• **Your goal**: Word for word, set down the records and skip each picture.

Items listed in a dataset:

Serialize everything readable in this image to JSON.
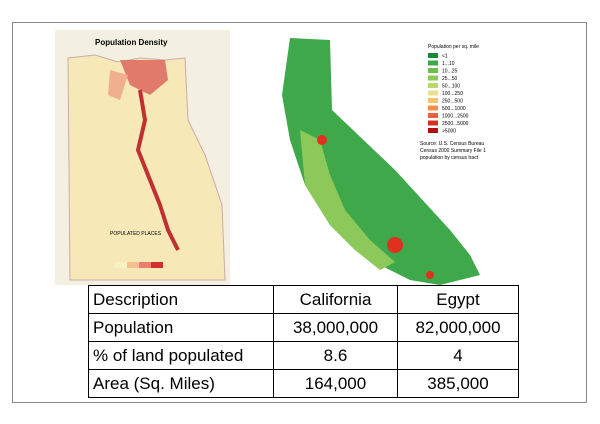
{
  "egypt_map": {
    "title": "Population Density",
    "caption": "POPULATED PLACES"
  },
  "california_map": {
    "legend": {
      "title": "Population per sq. mile",
      "items": [
        "<1",
        "1...10",
        "10...25",
        "25...50",
        "50...100",
        "100...250",
        "250...500",
        "500...1000",
        "1000...2500",
        "2500...5000",
        ">5000"
      ]
    },
    "source": [
      "Source: U.S. Census Bureau",
      "Census 2000 Summary File 1",
      "population by census tract"
    ]
  },
  "table": {
    "header": [
      "Description",
      "California",
      "Egypt"
    ],
    "rows": [
      [
        "Population",
        "38,000,000",
        "82,000,000"
      ],
      [
        "% of land populated",
        "8.6",
        "4"
      ],
      [
        "Area (Sq. Miles)",
        "164,000",
        "385,000"
      ]
    ]
  }
}
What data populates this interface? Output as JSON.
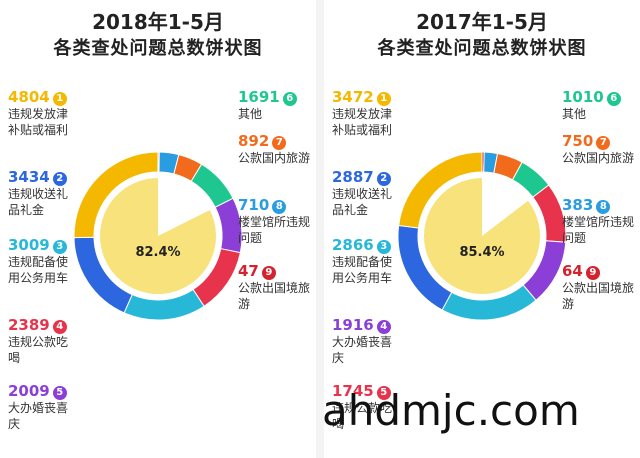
{
  "colors": {
    "accent": [
      "#f5b800",
      "#2d67e0",
      "#27b8d8",
      "#e8334d",
      "#8b3fd6",
      "#1fc790",
      "#f26b1d",
      "#2a9de0",
      "#d3232f"
    ]
  },
  "chart_data": [
    {
      "type": "pie",
      "title": "2018年1-5月",
      "subtitle": "各类查处问题总数饼状图",
      "center_label": "82.4%",
      "segments": [
        {
          "rank": "1",
          "value": 4804,
          "label": "违规发放津补贴或福利",
          "color": "#f5b800"
        },
        {
          "rank": "2",
          "value": 3434,
          "label": "违规收送礼品礼金",
          "color": "#2d67e0"
        },
        {
          "rank": "3",
          "value": 3009,
          "label": "违规配备使用公务用车",
          "color": "#27b8d8"
        },
        {
          "rank": "4",
          "value": 2389,
          "label": "违规公款吃喝",
          "color": "#e8334d"
        },
        {
          "rank": "5",
          "value": 2009,
          "label": "大办婚丧喜庆",
          "color": "#8b3fd6"
        },
        {
          "rank": "6",
          "value": 1691,
          "label": "其他",
          "color": "#1fc790"
        },
        {
          "rank": "7",
          "value": 892,
          "label": "公款国内旅游",
          "color": "#f26b1d"
        },
        {
          "rank": "8",
          "value": 710,
          "label": "楼堂馆所违规问题",
          "color": "#2a9de0"
        },
        {
          "rank": "9",
          "value": 47,
          "label": "公款出国境旅游",
          "color": "#d3232f"
        }
      ]
    },
    {
      "type": "pie",
      "title": "2017年1-5月",
      "subtitle": "各类查处问题总数饼状图",
      "center_label": "85.4%",
      "segments": [
        {
          "rank": "1",
          "value": 3472,
          "label": "违规发放津补贴或福利",
          "color": "#f5b800"
        },
        {
          "rank": "2",
          "value": 2887,
          "label": "违规收送礼品礼金",
          "color": "#2d67e0"
        },
        {
          "rank": "3",
          "value": 2866,
          "label": "违规配备使用公务用车",
          "color": "#27b8d8"
        },
        {
          "rank": "4",
          "value": 1916,
          "label": "大办婚丧喜庆",
          "color": "#8b3fd6"
        },
        {
          "rank": "5",
          "value": 1745,
          "label": "违规公款吃喝",
          "color": "#e8334d"
        },
        {
          "rank": "6",
          "value": 1010,
          "label": "其他",
          "color": "#1fc790"
        },
        {
          "rank": "7",
          "value": 750,
          "label": "公款国内旅游",
          "color": "#f26b1d"
        },
        {
          "rank": "8",
          "value": 383,
          "label": "楼堂馆所违规问题",
          "color": "#2a9de0"
        },
        {
          "rank": "9",
          "value": 64,
          "label": "公款出国境旅游",
          "color": "#d3232f"
        }
      ]
    }
  ],
  "watermark": "ahdmjc.com"
}
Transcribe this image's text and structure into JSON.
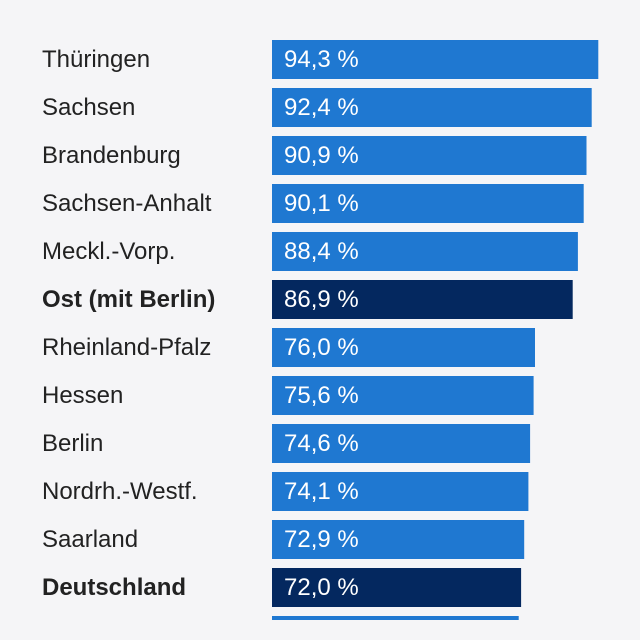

• **Correct response**:
Serialize everything readable in this image to JSON.
{
  "egypt_map": {
    "title": "Population Density",
    "caption": "POPULATED PLACES"
  },
  "california_map": {
    "legend": {
      "title": "Population per sq. mile",
      "items": [
        "<1",
        "1...10",
        "10...25",
        "25...50",
        "50...100",
        "100...250",
        "250...500",
        "500...1000",
        "1000...2500",
        "2500...5000",
        ">5000"
      ]
    },
    "source": [
      "Source: U.S. Census Bureau",
      "Census 2000 Summary File 1",
      "population by census tract"
    ]
  },
  "table": {
    "header": [
      "Description",
      "California",
      "Egypt"
    ],
    "rows": [
      [
        "Population",
        "38,000,000",
        "82,000,000"
      ],
      [
        "% of land populated",
        "8.6",
        "4"
      ],
      [
        "Area (Sq. Miles)",
        "164,000",
        "385,000"
      ]
    ]
  }
}
What data populates this interface? Output as JSON.
{
  "colors": {
    "accent": [
      "#f5b800",
      "#2d67e0",
      "#27b8d8",
      "#e8334d",
      "#8b3fd6",
      "#1fc790",
      "#f26b1d",
      "#2a9de0",
      "#d3232f"
    ]
  },
  "chart_data": [
    {
      "type": "pie",
      "title": "2018年1-5月",
      "subtitle": "各类查处问题总数饼状图",
      "center_label": "82.4%",
      "segments": [
        {
          "rank": "1",
          "value": 4804,
          "label": "违规发放津补贴或福利",
          "color": "#f5b800"
        },
        {
          "rank": "2",
          "value": 3434,
          "label": "违规收送礼品礼金",
          "color": "#2d67e0"
        },
        {
          "rank": "3",
          "value": 3009,
          "label": "违规配备使用公务用车",
          "color": "#27b8d8"
        },
        {
          "rank": "4",
          "value": 2389,
          "label": "违规公款吃喝",
          "color": "#e8334d"
        },
        {
          "rank": "5",
          "value": 2009,
          "label": "大办婚丧喜庆",
          "color": "#8b3fd6"
        },
        {
          "rank": "6",
          "value": 1691,
          "label": "其他",
          "color": "#1fc790"
        },
        {
          "rank": "7",
          "value": 892,
          "label": "公款国内旅游",
          "color": "#f26b1d"
        },
        {
          "rank": "8",
          "value": 710,
          "label": "楼堂馆所违规问题",
          "color": "#2a9de0"
        },
        {
          "rank": "9",
          "value": 47,
          "label": "公款出国境旅游",
          "color": "#d3232f"
        }
      ]
    },
    {
      "type": "pie",
      "title": "2017年1-5月",
      "subtitle": "各类查处问题总数饼状图",
      "center_label": "85.4%",
      "segments": [
        {
          "rank": "1",
          "value": 3472,
          "label": "违规发放津补贴或福利",
          "color": "#f5b800"
        },
        {
          "rank": "2",
          "value": 2887,
          "label": "违规收送礼品礼金",
          "color": "#2d67e0"
        },
        {
          "rank": "3",
          "value": 2866,
          "label": "违规配备使用公务用车",
          "color": "#27b8d8"
        },
        {
          "rank": "4",
          "value": 1916,
          "label": "大办婚丧喜庆",
          "color": "#8b3fd6"
        },
        {
          "rank": "5",
          "value": 1745,
          "label": "违规公款吃喝",
          "color": "#e8334d"
        },
        {
          "rank": "6",
          "value": 1010,
          "label": "其他",
          "color": "#1fc790"
        },
        {
          "rank": "7",
          "value": 750,
          "label": "公款国内旅游",
          "color": "#f26b1d"
        },
        {
          "rank": "8",
          "value": 383,
          "label": "楼堂馆所违规问题",
          "color": "#2a9de0"
        },
        {
          "rank": "9",
          "value": 64,
          "label": "公款出国境旅游",
          "color": "#d3232f"
        }
      ]
    }
  ],
  "watermark": "ahdmjc.com"
}
Transcribe this image's text and structure into JSON.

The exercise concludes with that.